Creating A Rainy Day Fund In 2014 With These Finance Tips
Learn Why Creating Rainy Day Funds is Important To Financial Freedom Goals In 2016
It is hard to predict when unexpected expenses will come knocking your door, and it is essential that you have a fund that would cater for the budget shortfalls when things go haywire and you have no cash. Planning for financial goals requires some nitty gritty things, which may seem less important but they count towards the overall financial stability. Many consumers are finding themselves opting for predator loans simply because they do not have emergency funds.
Creating rainy day funds can offer relieve when financial shortfalls occur in your budget. According to FINRA investor education foundation, less than half of Americans have created a rainy day fund, which can cover expenses for three months. Although there are different opinions on how much consumers should put away as part of the rainy day fund, regardless of the period, it is essential to create a financial cushion to enable you meet emergence expenses.
When you are faced with emergency expenses, it may lead to diversion of money from the regular expenses to the emergency, and the impact can be long standing. If instead of paying your credit card payment, you use that money to meet an emergency cost, then you risking carrying higher interest rates. In addition, if you opt for a payday loan to meet an unexpected expense, it will also cause harm to your finances.
However, creating a rainy day fund can offer you money, which you can use when you find yourself in shortage of money. The vice president of membership and public relations, at the National Foundation for Credit Counseling in Washington, D.C, Gail Cunningham says that the less money a person has, the more important it is to create a financial safety net, as the slightest unplanned financial expenditure can put you over the edge in your finances.
· · ·
### [Exercise set]
1. Answer these questions from the article on rainy day funds:
(a) According to the FINRA investor education foundation, what portion of Americans have created a rainy day fund that can cover three months of expenses?
(b) What position does Gail Cunningham hold at the National Foundation for Credit Counseling?
(c) What risk does the article name for using your credit card payment money to cover an emergency cost?
2. Continue the article on rainy day funds from its final sentence.

### [Data supplied]
· · ·
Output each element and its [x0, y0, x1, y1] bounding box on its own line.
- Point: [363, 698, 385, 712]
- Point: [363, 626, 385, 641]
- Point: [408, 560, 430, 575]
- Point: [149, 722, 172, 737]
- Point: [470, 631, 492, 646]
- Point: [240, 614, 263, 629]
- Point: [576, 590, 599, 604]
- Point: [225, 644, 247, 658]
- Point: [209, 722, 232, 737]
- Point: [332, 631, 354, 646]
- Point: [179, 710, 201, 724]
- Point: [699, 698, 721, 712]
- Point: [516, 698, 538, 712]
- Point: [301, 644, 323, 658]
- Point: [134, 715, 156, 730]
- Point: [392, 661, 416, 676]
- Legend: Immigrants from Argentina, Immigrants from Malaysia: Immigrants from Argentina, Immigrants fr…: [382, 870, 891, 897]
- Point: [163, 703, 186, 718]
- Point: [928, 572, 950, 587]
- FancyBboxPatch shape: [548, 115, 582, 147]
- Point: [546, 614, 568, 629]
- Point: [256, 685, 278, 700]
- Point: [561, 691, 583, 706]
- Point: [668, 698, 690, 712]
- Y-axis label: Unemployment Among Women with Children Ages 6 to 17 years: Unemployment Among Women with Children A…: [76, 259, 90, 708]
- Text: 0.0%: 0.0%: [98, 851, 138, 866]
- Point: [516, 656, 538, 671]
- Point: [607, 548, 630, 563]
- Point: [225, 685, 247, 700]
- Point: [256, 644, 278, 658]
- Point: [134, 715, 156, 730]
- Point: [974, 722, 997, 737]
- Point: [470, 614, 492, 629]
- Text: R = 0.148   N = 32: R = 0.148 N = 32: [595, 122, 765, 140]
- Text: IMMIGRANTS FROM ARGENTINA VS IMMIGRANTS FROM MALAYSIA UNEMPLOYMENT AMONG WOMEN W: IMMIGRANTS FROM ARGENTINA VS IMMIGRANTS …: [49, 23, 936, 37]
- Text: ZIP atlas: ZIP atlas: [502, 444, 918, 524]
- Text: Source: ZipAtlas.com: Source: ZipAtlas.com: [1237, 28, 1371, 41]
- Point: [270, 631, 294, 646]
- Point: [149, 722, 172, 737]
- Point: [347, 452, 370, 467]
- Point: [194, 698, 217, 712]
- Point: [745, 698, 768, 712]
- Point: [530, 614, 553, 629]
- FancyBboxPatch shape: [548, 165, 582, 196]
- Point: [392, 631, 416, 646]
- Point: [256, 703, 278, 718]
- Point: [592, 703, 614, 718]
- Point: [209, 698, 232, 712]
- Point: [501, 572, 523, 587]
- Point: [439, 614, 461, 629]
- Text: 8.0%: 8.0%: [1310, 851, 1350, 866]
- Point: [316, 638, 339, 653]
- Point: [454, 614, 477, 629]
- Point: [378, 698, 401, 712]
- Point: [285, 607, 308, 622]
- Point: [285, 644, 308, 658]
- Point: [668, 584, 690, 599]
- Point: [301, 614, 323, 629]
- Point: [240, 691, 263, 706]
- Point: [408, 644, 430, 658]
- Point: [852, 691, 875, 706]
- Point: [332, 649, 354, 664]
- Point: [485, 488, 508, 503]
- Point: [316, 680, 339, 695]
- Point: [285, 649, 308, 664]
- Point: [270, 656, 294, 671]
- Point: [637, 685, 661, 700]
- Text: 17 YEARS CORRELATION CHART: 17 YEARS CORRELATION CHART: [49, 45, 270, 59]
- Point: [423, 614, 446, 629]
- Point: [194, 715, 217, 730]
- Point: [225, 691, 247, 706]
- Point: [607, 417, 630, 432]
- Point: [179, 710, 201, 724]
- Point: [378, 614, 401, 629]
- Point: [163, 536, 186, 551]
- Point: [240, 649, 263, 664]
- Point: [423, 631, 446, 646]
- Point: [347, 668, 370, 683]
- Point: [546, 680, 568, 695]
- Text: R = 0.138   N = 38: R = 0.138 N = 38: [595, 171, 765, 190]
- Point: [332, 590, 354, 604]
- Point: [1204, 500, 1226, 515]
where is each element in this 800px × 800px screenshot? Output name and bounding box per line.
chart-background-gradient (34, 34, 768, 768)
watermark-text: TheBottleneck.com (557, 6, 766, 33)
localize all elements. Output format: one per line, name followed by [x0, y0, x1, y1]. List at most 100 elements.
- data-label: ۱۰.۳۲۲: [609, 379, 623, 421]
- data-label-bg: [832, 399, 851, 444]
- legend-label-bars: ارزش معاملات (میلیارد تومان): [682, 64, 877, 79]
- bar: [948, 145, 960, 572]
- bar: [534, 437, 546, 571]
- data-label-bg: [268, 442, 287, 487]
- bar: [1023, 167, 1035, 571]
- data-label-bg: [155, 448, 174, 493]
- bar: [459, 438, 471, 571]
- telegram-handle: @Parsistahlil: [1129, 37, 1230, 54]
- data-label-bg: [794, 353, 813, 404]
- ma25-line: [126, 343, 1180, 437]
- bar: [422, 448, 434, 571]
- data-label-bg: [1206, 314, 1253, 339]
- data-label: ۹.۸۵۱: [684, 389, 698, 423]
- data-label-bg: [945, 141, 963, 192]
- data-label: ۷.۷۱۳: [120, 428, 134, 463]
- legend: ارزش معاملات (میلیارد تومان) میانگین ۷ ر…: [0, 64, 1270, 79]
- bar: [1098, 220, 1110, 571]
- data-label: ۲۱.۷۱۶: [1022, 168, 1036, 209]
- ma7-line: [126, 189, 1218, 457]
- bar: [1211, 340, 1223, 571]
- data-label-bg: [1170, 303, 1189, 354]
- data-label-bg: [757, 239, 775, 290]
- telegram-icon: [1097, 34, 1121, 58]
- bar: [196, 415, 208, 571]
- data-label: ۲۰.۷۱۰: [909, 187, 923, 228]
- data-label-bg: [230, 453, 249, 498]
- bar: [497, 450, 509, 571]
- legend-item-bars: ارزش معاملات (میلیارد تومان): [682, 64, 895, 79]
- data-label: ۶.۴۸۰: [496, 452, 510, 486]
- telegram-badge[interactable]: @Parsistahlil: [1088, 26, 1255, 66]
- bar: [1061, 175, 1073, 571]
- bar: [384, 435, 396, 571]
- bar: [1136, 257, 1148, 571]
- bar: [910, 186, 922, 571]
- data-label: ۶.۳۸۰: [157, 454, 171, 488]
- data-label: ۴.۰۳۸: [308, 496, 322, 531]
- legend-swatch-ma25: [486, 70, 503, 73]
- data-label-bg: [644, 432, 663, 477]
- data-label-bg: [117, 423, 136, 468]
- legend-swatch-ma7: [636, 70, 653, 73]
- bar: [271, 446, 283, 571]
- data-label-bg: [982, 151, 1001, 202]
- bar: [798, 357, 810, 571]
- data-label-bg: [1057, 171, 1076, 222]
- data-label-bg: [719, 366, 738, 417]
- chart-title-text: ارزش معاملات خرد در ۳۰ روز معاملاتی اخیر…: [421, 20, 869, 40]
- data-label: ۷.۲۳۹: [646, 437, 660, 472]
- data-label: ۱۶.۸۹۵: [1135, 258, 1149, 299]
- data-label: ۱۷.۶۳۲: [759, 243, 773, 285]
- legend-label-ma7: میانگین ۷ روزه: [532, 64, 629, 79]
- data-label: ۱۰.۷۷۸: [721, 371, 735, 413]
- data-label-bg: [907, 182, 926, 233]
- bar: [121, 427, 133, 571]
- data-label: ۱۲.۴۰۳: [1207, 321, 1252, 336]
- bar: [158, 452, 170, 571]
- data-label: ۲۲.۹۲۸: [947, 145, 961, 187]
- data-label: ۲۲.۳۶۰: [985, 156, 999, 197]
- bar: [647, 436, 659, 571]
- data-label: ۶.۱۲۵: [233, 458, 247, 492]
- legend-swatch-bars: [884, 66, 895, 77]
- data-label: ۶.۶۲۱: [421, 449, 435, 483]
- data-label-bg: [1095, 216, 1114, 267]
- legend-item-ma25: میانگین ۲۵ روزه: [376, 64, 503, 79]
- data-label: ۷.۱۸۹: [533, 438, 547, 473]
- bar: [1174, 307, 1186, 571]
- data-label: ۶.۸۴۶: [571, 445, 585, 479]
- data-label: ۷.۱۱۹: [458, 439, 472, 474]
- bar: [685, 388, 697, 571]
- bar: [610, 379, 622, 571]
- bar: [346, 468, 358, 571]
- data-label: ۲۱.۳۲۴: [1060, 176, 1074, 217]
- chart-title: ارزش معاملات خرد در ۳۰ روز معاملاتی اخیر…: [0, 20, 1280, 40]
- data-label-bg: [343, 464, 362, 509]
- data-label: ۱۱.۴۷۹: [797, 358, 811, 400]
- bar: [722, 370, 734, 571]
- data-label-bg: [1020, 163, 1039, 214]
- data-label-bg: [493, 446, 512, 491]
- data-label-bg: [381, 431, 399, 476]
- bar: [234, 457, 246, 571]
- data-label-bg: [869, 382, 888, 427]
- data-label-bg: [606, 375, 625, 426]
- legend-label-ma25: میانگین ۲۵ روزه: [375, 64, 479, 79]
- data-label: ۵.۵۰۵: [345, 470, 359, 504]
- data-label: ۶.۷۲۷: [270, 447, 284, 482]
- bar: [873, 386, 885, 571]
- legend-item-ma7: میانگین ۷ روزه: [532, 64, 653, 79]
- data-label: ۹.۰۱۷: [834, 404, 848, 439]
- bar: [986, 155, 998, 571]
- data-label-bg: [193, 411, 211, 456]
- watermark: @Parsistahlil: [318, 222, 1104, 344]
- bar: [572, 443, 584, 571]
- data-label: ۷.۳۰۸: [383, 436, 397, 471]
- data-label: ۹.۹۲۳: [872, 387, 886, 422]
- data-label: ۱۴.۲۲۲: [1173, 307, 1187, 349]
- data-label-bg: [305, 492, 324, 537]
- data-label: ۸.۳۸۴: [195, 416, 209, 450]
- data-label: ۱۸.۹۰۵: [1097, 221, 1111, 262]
· · ·
### [Numbered responses]
1.
(a) Less than half.
(b) Vice president of membership and public relations.
(c) Carrying higher interest rates.

2.
When you do not have a rainy day fund, chances are that you will divert money meant for high priority such as rent or credit card balance payment to the unexpected expense. At least, a person should put away a one-month’s income in order to meet the cost of short term emergencies but it is recommended that consumers should have up to 6 months income put away for untimely emergency expenses.
You can divert money from the little household expenses and put it in the emergency fund account. If for example, you have five categories of spending such as on utilities, clothing, grocery, and fuel, you can save as little as $10 from each category. This makes it painless to save $50 in a month, and by the end of the year, you will have $600 worth of money you can use for unexpected emergencies.
Other suggestions which you can rely on to boost your rainy day fund is by saving your tax fund, or banking unexpected funds like bonuses or pay increments. If you have a large amount of debt you are handling, you probably need a larger safety net, but if you have paid your mortgage and you are debt free, then you need less safety net.